»»

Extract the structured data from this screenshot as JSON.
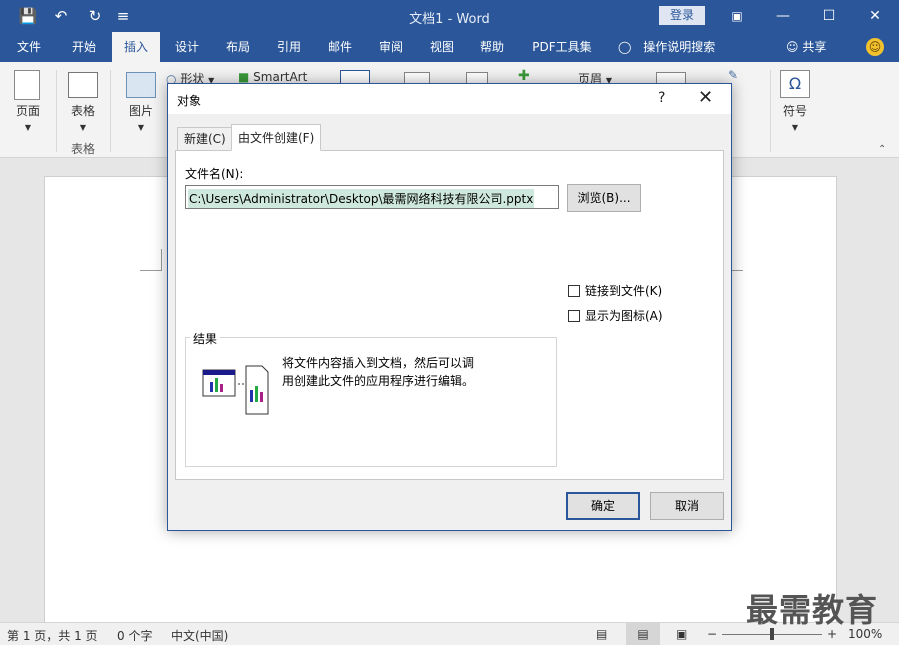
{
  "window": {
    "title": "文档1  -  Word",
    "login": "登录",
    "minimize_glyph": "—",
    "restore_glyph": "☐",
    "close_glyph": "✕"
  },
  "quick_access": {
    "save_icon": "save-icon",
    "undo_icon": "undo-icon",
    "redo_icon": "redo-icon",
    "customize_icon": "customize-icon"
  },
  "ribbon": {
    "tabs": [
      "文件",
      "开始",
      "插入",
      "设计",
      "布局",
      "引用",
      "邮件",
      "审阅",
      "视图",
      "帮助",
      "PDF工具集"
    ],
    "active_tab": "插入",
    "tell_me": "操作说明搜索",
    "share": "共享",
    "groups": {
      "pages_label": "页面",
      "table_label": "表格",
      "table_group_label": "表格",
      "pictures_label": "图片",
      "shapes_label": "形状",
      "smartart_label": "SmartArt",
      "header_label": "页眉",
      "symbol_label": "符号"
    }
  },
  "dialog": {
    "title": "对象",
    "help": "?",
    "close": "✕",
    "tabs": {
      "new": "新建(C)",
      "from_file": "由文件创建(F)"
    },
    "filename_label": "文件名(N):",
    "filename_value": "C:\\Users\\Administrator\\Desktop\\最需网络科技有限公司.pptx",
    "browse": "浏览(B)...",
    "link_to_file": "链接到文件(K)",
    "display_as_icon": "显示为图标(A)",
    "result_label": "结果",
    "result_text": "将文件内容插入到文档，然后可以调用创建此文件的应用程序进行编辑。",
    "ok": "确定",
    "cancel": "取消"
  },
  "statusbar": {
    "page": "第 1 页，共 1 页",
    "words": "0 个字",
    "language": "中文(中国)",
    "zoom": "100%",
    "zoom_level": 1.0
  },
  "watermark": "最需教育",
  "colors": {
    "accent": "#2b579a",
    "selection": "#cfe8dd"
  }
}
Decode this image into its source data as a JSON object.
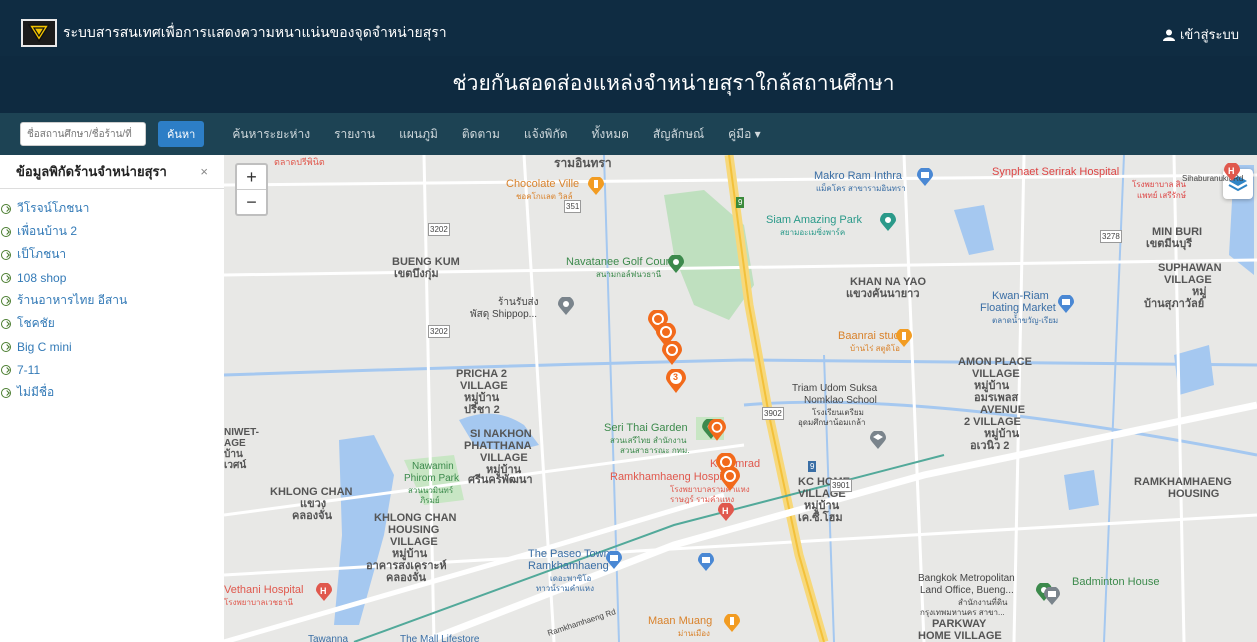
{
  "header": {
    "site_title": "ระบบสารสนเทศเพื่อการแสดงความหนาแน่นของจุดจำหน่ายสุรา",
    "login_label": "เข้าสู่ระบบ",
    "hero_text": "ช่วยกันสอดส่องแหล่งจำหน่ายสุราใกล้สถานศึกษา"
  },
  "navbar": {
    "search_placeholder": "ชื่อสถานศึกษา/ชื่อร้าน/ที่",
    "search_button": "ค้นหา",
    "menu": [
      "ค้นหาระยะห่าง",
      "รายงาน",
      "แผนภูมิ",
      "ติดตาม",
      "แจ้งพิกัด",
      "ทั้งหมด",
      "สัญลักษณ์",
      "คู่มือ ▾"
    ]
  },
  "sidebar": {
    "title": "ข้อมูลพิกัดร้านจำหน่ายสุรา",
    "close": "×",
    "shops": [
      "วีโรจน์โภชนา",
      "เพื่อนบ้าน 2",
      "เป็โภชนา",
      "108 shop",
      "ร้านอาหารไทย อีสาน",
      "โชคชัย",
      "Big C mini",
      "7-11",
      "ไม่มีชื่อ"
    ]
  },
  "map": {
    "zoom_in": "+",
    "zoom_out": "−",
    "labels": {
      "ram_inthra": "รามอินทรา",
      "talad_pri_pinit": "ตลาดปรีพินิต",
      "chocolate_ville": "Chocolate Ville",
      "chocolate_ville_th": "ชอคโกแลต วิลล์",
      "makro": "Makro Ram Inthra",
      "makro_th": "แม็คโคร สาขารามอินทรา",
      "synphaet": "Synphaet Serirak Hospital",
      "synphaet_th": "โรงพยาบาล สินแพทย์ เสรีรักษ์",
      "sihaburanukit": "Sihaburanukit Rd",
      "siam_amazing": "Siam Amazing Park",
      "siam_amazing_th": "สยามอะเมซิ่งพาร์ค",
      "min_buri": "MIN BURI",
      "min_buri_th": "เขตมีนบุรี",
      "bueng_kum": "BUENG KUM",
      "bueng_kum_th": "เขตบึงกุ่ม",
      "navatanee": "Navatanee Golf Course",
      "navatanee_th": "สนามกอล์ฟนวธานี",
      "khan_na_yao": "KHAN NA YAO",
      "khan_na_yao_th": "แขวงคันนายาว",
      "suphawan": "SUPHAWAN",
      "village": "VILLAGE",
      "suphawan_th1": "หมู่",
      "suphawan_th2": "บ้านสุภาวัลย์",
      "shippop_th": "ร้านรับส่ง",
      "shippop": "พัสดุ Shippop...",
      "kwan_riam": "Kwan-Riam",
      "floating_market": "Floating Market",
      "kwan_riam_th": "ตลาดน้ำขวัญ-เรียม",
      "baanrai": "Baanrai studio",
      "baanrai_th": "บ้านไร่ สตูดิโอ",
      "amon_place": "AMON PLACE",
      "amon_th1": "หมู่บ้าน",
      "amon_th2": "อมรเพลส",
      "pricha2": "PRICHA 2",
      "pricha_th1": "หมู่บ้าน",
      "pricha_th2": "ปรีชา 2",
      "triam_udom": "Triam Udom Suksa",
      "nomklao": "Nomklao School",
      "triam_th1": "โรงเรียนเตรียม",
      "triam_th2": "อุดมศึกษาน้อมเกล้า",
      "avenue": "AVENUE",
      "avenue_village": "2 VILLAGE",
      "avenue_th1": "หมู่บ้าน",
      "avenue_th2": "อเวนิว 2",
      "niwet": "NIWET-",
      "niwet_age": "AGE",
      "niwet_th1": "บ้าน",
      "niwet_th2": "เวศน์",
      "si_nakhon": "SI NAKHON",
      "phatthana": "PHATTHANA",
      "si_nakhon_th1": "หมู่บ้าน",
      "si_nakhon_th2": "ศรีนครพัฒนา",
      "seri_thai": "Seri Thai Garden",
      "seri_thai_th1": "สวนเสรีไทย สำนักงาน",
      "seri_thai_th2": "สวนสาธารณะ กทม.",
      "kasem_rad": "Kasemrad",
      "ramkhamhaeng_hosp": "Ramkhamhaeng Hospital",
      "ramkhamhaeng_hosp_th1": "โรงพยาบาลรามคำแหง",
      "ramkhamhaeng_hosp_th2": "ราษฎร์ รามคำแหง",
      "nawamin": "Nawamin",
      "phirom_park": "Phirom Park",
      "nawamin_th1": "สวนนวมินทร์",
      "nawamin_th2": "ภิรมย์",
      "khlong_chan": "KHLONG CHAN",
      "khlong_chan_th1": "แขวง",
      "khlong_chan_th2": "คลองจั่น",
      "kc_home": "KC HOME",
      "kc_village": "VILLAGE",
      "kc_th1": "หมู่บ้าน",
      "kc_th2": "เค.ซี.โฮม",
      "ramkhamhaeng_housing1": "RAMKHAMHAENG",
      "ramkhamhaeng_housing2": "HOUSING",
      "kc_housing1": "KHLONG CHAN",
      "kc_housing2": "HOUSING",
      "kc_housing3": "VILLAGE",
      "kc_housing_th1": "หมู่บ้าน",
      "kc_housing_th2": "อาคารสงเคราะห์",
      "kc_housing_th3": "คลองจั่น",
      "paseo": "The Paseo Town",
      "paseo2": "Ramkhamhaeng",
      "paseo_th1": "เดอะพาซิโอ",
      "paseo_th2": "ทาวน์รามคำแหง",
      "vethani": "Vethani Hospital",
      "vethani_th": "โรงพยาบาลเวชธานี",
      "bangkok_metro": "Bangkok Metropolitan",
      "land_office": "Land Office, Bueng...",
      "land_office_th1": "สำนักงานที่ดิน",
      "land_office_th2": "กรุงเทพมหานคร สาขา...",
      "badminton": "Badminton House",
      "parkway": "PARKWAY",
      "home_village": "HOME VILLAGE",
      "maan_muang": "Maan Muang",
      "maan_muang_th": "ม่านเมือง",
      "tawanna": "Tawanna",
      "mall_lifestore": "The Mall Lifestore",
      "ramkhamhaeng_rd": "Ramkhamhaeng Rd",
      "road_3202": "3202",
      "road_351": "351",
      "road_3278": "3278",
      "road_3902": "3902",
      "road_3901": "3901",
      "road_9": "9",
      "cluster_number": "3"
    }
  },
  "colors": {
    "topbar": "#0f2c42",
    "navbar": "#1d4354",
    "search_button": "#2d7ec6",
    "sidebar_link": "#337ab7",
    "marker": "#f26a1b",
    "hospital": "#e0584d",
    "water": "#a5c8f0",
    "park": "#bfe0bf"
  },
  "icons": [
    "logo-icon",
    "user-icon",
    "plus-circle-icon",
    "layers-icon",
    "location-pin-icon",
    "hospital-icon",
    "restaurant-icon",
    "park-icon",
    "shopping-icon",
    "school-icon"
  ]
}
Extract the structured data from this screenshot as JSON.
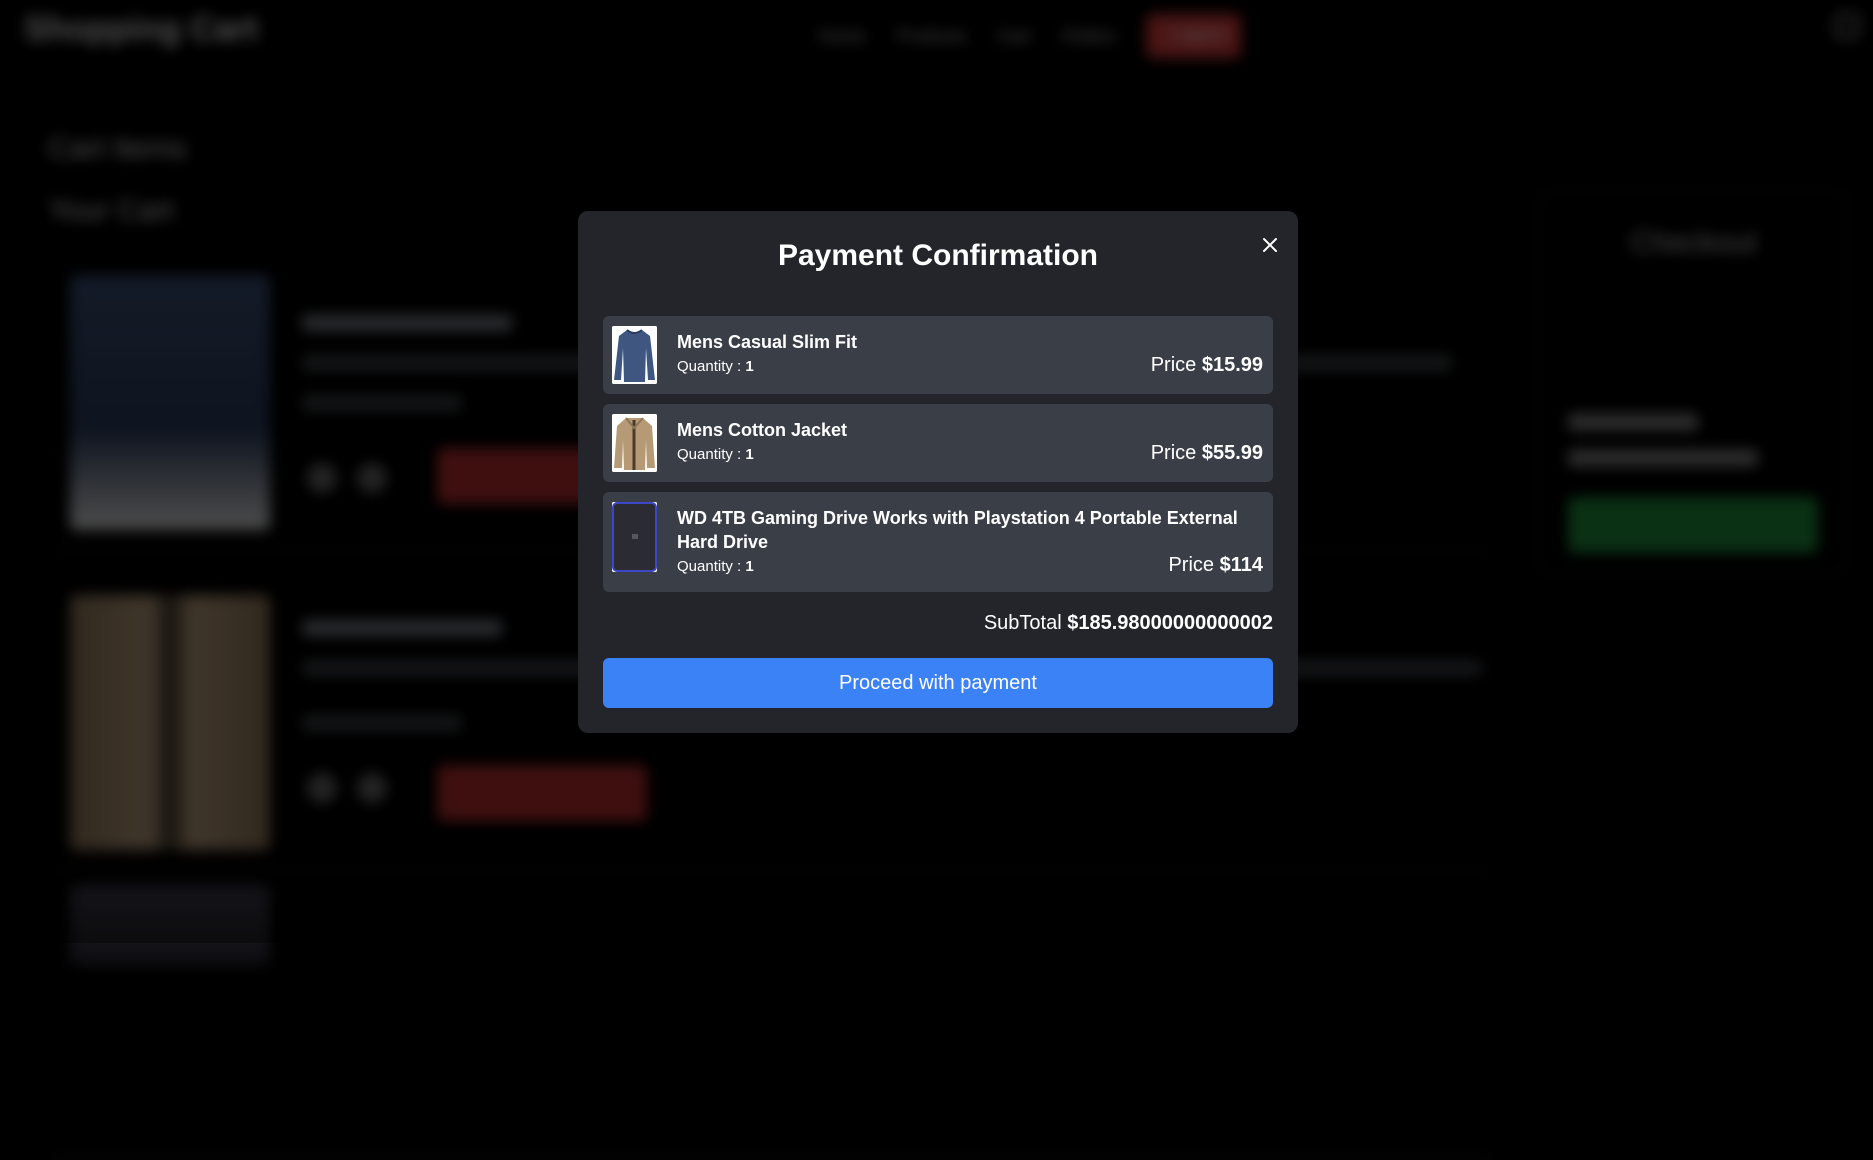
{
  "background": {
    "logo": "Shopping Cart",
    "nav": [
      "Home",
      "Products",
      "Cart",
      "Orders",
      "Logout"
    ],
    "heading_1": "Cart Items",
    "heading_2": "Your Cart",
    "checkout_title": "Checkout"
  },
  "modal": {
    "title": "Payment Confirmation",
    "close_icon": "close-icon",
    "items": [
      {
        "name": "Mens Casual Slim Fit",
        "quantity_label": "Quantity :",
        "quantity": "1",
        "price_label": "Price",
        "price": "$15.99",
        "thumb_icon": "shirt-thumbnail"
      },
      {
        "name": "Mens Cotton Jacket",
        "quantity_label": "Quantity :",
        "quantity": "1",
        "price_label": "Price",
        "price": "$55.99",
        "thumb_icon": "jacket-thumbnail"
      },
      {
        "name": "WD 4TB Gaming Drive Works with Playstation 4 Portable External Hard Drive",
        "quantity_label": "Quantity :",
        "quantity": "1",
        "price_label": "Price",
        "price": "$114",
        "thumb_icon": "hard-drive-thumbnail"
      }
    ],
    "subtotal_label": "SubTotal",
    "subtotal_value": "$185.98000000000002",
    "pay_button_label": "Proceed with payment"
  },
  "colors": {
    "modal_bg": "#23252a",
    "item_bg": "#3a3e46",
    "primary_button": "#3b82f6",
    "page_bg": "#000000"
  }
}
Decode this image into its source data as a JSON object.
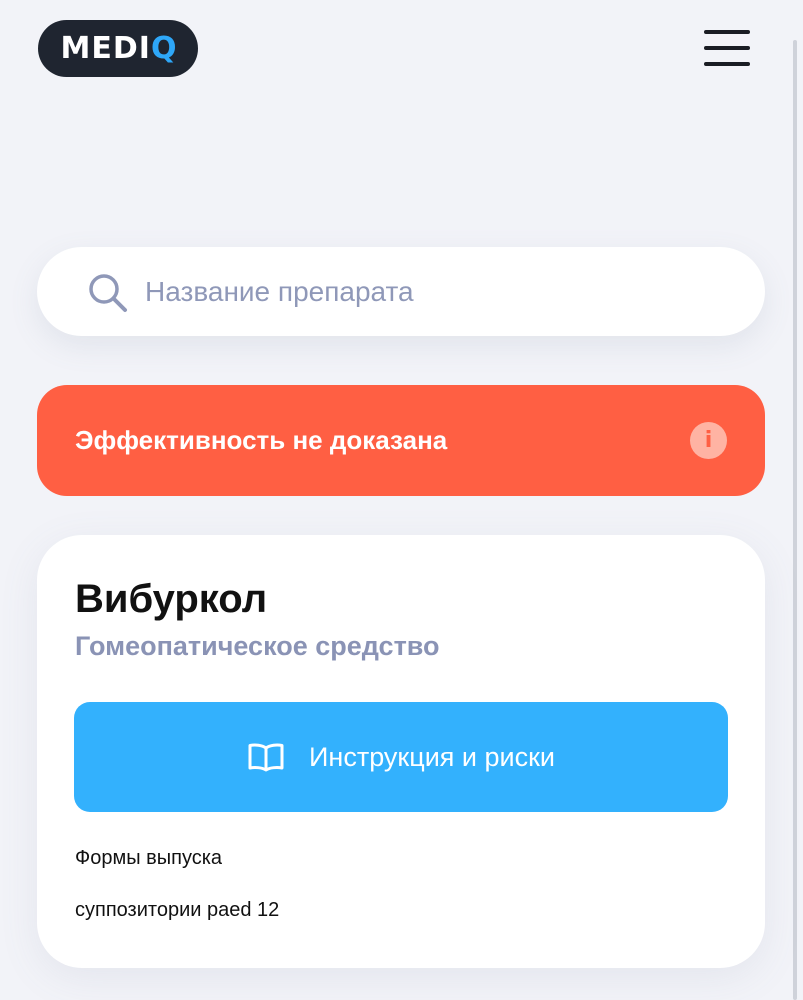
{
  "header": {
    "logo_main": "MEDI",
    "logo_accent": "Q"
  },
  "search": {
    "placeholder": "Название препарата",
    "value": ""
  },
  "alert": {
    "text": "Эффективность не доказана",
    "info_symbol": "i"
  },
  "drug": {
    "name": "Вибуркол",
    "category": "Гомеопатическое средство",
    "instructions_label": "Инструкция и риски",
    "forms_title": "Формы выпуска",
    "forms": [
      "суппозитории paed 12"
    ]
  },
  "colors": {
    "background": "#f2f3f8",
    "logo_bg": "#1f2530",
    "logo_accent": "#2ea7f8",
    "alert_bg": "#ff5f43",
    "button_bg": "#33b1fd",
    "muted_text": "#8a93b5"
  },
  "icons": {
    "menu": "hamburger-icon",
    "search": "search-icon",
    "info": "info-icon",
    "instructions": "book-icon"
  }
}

««

**Written request:**
From the entries above, copy each line holding "with".

**Task answer:**
        "name": "WD 4TB Gaming Drive Works with Playstation 4 Portable External Hard Drive",
    "pay_button_label": "Proceed with payment"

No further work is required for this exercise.